==== Data for this exercise ====

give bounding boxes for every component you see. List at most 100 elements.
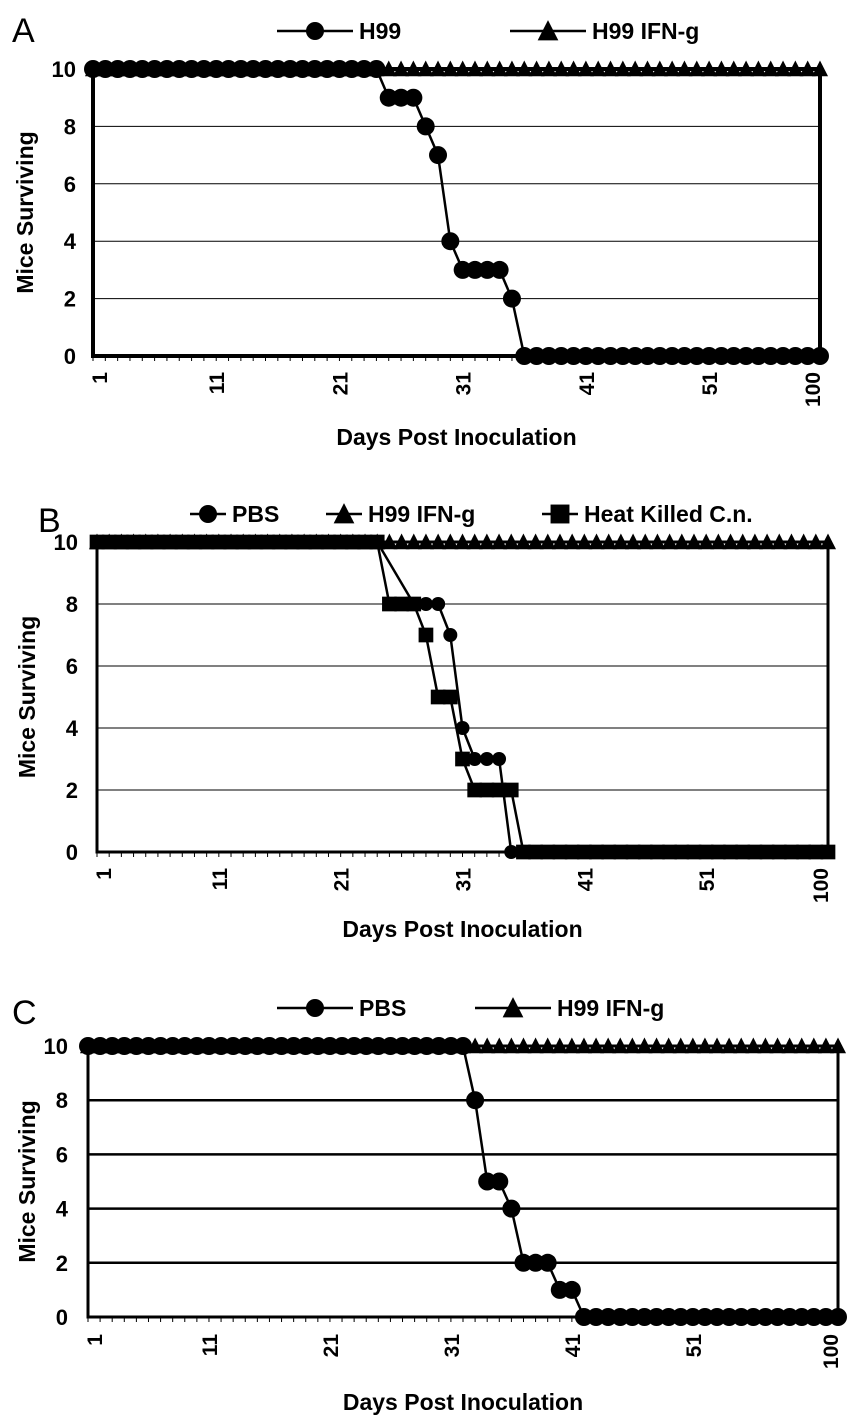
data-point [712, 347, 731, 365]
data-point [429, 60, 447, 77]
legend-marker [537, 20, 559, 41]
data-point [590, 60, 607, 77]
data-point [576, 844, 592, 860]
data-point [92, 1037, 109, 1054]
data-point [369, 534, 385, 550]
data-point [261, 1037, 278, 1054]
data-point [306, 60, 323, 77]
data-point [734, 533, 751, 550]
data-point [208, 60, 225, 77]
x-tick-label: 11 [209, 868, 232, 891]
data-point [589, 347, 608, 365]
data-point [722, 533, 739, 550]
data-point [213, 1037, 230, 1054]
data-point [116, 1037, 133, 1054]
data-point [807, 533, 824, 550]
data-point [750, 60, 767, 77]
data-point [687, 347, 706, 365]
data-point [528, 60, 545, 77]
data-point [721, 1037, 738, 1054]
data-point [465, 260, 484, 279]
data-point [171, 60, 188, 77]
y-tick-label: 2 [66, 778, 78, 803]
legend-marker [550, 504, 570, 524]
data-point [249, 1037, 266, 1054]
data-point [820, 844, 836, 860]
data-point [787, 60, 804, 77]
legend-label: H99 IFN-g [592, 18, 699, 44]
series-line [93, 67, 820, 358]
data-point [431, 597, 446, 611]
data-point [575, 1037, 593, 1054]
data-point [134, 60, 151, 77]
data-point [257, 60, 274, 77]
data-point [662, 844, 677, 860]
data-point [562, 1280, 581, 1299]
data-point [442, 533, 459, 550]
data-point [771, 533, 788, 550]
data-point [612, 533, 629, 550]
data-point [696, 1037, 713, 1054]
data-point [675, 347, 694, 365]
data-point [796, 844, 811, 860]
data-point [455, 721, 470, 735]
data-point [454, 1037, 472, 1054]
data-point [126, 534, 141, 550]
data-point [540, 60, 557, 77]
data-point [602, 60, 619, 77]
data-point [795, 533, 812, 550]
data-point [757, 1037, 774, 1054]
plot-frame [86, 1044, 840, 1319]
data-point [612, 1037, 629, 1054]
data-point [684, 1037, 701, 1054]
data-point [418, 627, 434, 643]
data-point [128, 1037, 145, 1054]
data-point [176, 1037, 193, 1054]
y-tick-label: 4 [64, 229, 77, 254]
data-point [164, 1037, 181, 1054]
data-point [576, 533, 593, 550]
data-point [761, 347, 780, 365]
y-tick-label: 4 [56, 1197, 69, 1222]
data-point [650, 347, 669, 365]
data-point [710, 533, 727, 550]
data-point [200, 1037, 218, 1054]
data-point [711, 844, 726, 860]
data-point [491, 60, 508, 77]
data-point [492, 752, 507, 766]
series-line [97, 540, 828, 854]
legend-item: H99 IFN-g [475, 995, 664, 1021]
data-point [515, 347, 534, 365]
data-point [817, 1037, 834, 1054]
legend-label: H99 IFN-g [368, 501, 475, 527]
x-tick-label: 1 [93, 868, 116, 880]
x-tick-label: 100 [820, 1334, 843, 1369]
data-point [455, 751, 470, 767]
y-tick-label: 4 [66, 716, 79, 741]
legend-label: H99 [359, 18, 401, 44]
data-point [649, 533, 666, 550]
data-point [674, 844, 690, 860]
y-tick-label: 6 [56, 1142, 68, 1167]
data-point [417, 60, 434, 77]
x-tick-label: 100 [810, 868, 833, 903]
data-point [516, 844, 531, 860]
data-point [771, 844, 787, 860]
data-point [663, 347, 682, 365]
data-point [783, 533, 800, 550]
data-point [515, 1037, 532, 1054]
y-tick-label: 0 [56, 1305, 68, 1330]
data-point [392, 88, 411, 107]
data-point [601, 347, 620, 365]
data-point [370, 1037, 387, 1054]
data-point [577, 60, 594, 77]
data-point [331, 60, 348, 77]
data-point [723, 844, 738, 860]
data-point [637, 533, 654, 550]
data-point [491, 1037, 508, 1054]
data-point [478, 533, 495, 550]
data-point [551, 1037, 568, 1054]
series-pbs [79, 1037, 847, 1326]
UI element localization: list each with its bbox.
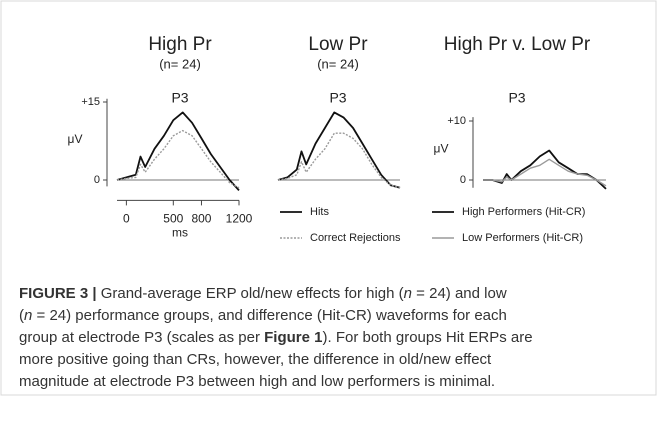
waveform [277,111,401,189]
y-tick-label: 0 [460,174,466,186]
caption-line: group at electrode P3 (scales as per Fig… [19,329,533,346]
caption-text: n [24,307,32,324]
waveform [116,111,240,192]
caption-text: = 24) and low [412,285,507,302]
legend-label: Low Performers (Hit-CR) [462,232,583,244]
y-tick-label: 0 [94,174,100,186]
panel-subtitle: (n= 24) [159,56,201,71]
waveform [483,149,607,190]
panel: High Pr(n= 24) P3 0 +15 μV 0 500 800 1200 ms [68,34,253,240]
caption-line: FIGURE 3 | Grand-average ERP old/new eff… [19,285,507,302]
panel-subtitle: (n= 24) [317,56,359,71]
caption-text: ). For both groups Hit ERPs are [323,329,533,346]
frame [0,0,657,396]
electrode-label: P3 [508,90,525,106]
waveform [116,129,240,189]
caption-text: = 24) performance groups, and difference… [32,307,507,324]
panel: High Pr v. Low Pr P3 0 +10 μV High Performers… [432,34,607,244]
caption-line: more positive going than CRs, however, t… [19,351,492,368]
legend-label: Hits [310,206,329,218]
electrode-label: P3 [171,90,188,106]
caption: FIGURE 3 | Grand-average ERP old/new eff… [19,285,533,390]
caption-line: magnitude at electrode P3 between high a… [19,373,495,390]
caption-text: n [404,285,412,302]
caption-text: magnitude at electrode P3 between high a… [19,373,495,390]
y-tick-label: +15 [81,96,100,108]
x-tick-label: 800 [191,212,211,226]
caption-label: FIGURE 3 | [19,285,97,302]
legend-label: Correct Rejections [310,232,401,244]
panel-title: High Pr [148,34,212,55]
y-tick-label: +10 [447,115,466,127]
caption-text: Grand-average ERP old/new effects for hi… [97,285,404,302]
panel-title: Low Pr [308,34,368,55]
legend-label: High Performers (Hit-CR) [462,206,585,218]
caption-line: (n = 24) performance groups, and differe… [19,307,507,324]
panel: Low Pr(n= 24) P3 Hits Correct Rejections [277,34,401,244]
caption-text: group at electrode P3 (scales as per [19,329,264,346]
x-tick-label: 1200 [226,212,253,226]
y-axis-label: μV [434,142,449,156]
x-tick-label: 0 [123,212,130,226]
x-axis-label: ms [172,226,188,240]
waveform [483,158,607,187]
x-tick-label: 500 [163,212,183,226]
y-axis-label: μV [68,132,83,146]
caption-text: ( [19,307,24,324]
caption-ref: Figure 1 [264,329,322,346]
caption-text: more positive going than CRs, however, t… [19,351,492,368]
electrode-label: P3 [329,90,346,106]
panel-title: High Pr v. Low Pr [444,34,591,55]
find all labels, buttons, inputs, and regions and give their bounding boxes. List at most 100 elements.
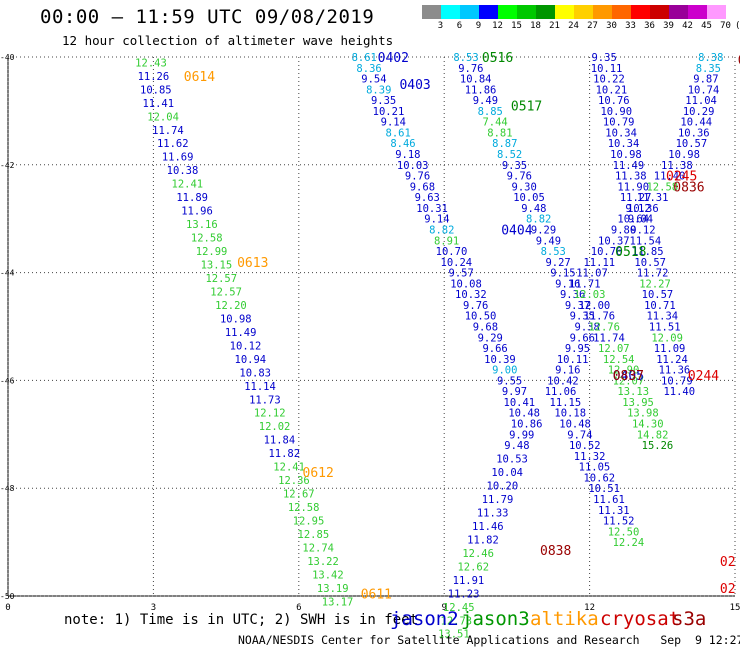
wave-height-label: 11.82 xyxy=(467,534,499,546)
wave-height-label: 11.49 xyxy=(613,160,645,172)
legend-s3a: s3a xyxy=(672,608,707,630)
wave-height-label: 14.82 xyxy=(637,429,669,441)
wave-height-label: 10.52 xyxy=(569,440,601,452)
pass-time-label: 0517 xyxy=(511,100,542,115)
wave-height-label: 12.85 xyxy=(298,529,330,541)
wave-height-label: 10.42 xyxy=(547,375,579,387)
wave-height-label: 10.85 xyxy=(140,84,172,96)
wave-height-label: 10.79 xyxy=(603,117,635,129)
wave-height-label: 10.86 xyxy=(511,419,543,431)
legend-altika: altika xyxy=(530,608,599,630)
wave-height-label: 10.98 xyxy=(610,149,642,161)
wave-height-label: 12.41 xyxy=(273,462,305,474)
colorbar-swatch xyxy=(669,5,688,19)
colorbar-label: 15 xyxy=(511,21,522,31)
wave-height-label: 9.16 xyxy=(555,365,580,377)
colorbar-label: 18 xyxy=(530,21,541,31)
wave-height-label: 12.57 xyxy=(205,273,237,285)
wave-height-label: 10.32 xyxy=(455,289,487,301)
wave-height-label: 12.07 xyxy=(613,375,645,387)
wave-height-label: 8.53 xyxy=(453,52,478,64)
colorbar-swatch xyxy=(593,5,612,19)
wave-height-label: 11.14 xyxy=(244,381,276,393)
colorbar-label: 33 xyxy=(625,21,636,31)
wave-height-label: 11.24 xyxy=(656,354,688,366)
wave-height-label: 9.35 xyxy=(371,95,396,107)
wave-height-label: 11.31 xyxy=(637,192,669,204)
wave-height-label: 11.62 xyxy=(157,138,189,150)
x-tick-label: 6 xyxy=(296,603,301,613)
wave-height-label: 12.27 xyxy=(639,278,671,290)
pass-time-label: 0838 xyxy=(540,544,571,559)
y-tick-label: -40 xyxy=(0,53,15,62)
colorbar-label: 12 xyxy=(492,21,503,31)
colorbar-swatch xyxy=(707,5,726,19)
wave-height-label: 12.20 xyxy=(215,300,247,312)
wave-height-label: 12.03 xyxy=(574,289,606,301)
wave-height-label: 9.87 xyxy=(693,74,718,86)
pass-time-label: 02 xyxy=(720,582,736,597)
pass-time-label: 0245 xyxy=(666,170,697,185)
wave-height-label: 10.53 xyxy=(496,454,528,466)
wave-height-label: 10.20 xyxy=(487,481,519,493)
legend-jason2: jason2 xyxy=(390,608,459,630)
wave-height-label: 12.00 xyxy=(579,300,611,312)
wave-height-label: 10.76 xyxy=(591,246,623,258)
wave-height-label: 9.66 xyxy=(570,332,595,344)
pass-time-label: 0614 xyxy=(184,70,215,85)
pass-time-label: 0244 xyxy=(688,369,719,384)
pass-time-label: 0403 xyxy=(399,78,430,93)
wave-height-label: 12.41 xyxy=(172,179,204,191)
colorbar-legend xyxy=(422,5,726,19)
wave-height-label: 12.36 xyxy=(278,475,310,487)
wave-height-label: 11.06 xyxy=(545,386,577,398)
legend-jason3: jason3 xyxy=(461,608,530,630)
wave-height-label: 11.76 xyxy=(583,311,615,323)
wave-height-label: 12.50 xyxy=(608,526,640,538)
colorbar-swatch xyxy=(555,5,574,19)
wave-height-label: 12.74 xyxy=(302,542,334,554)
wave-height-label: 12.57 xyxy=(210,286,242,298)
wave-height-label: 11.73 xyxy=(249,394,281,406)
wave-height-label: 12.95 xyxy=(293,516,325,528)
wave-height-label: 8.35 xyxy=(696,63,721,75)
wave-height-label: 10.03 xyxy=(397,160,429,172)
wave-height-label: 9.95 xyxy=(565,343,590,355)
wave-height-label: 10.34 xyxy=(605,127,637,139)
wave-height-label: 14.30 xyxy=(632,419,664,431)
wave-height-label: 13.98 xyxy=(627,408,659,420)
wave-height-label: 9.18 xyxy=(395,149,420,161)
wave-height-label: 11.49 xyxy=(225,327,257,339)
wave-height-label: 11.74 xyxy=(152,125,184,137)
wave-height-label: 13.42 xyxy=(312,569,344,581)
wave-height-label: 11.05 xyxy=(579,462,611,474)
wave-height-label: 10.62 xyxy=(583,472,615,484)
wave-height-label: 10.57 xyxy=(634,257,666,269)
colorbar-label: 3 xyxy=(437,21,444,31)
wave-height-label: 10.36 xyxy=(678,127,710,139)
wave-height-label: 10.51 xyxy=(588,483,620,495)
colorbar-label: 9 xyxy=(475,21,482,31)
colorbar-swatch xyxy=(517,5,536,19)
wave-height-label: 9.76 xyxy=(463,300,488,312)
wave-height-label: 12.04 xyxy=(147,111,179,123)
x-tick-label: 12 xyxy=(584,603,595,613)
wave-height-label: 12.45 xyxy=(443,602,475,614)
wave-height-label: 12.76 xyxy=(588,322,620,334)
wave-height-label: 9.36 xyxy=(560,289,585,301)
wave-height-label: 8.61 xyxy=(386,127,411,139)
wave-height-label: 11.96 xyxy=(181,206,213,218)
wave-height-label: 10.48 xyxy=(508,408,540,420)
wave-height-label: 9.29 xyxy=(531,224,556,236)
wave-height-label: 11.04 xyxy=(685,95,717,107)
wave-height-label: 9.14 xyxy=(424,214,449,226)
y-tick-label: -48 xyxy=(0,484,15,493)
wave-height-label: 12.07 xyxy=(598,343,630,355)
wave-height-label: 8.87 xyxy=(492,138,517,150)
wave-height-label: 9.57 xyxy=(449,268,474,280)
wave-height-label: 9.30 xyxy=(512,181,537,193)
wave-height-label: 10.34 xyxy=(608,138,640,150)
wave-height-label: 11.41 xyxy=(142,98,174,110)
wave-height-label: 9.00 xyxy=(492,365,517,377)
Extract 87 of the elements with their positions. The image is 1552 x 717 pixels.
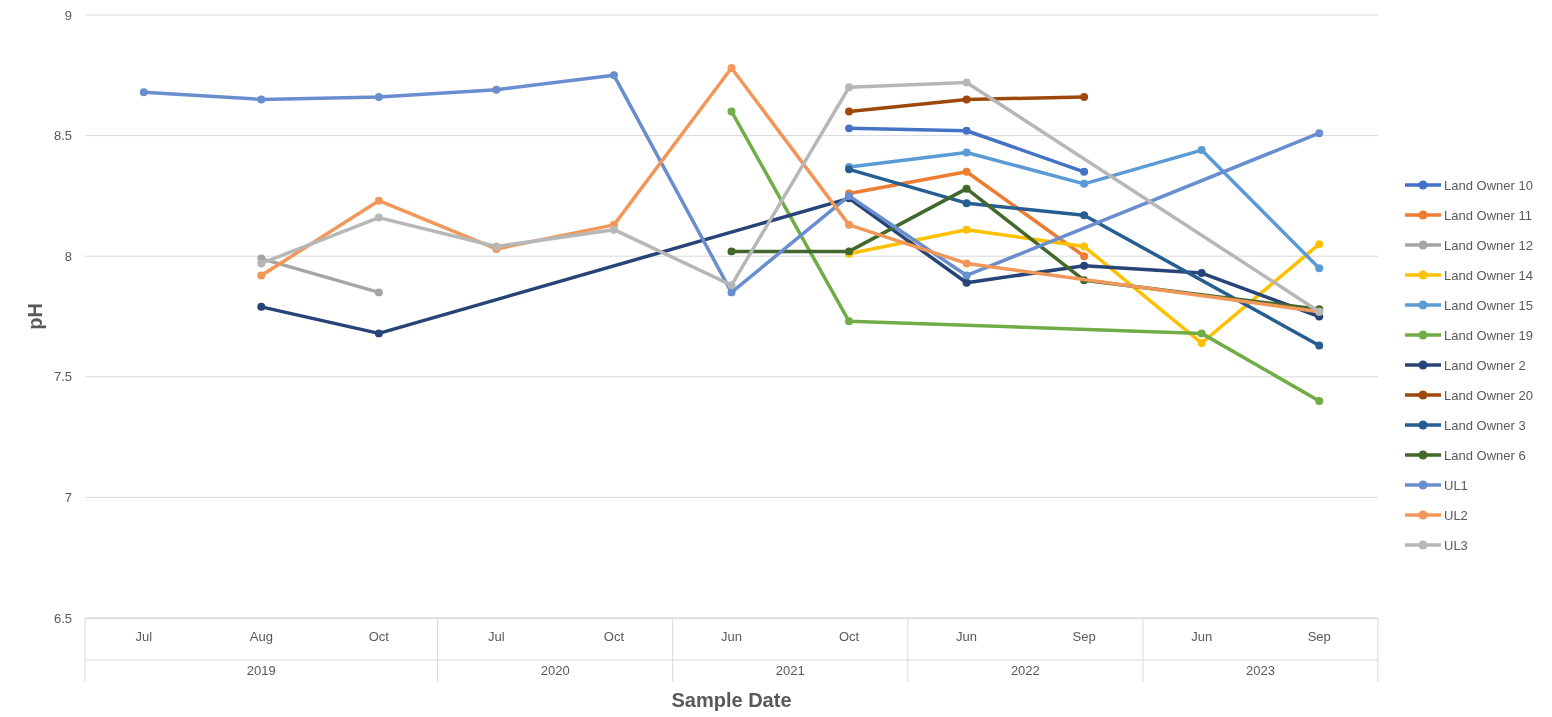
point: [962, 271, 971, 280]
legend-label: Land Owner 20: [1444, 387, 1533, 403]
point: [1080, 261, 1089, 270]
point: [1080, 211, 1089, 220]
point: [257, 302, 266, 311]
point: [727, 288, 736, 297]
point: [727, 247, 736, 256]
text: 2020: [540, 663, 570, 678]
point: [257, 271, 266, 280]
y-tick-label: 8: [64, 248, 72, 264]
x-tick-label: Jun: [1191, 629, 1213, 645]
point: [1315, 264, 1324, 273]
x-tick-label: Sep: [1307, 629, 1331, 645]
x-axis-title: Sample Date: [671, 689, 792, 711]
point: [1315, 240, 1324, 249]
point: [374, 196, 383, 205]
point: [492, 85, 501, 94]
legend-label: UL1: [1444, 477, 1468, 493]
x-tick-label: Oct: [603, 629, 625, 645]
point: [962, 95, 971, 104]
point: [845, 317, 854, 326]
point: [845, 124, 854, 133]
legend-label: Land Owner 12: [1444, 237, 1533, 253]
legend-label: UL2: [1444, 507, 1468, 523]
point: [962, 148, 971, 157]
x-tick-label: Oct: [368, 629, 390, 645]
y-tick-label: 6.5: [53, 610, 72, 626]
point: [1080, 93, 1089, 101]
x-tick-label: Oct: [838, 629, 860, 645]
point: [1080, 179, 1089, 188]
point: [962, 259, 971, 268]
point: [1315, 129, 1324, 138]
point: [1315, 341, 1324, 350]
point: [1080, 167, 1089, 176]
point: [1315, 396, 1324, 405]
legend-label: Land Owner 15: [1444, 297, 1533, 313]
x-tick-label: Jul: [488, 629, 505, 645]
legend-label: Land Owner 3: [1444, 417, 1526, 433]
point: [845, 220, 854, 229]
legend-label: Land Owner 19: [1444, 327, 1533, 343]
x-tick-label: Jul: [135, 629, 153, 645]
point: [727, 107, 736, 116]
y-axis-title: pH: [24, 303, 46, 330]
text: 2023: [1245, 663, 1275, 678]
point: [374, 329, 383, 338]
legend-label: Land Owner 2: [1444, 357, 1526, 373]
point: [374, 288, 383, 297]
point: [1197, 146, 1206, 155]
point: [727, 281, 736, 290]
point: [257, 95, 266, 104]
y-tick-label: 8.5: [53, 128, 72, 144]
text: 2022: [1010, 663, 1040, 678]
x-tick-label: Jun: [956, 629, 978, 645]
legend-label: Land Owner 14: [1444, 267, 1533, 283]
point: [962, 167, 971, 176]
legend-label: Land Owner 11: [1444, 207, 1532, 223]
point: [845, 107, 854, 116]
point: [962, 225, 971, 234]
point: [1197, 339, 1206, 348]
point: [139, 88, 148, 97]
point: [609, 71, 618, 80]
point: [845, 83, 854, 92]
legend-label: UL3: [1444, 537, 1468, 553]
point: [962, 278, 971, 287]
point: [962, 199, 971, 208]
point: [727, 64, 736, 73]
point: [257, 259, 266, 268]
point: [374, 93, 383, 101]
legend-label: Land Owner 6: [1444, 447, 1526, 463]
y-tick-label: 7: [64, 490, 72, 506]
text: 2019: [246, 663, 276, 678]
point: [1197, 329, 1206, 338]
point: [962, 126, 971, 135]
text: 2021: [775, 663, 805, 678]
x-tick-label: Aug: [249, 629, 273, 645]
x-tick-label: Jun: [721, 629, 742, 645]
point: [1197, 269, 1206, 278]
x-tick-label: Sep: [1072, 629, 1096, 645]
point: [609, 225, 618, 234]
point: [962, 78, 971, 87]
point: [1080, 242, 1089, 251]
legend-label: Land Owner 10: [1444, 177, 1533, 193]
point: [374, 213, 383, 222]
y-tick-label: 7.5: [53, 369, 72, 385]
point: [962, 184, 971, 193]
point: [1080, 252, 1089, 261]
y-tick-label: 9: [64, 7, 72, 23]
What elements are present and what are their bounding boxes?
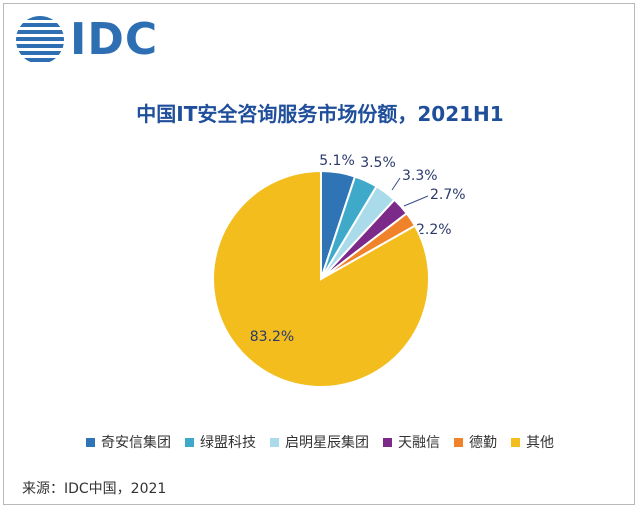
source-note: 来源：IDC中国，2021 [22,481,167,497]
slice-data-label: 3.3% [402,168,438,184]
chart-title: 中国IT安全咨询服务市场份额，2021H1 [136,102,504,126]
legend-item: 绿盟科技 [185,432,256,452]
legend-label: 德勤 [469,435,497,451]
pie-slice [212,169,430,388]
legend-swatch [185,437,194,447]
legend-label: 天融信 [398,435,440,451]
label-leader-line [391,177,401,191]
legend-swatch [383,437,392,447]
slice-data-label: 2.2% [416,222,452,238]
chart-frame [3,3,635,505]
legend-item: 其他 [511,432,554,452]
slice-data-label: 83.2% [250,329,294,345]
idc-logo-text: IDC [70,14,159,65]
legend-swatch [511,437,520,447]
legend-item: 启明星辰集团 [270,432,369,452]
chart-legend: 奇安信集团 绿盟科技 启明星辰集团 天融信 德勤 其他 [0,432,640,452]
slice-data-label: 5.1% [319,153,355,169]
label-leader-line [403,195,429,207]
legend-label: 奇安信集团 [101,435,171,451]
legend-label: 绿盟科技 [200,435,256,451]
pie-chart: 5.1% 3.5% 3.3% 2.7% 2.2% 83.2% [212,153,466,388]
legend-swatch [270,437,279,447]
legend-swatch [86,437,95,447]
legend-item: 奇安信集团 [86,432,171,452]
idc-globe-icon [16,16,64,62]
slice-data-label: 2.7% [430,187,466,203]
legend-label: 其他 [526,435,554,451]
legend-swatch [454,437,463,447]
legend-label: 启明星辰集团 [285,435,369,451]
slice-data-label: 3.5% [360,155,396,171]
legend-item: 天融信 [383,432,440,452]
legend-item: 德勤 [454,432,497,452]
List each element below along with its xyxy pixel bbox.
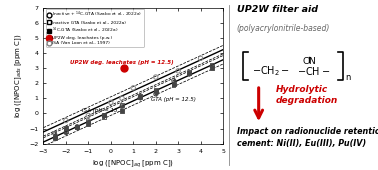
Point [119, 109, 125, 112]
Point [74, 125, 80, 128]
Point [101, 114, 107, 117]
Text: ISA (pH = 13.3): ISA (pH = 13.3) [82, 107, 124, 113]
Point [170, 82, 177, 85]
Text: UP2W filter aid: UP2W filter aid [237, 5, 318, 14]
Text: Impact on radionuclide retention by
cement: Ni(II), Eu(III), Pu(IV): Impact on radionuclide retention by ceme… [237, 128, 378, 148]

====

■ Stated task ■
Rewrite the listing from the line with "data-point [712, 347, 731, 365]" to the line with "data-point [687, 347, 706, 365]", changing "data-point" to "point" and leaving everything else as it is.

■ Correct answer ■
point [712, 347, 731, 365]
point [429, 60, 447, 77]
legend-marker [537, 20, 559, 41]
point [590, 60, 607, 77]
point [576, 844, 592, 860]
point [92, 1037, 109, 1054]
point [369, 534, 385, 550]
point [261, 1037, 278, 1054]
point [306, 60, 323, 77]
point [734, 533, 751, 550]
point [208, 60, 225, 77]
x-tick-label: 11 [209, 868, 232, 891]
point [589, 347, 608, 365]
point [722, 533, 739, 550]
point [213, 1037, 230, 1054]
point [116, 1037, 133, 1054]
point [807, 533, 824, 550]
point [750, 60, 767, 77]
point [687, 347, 706, 365]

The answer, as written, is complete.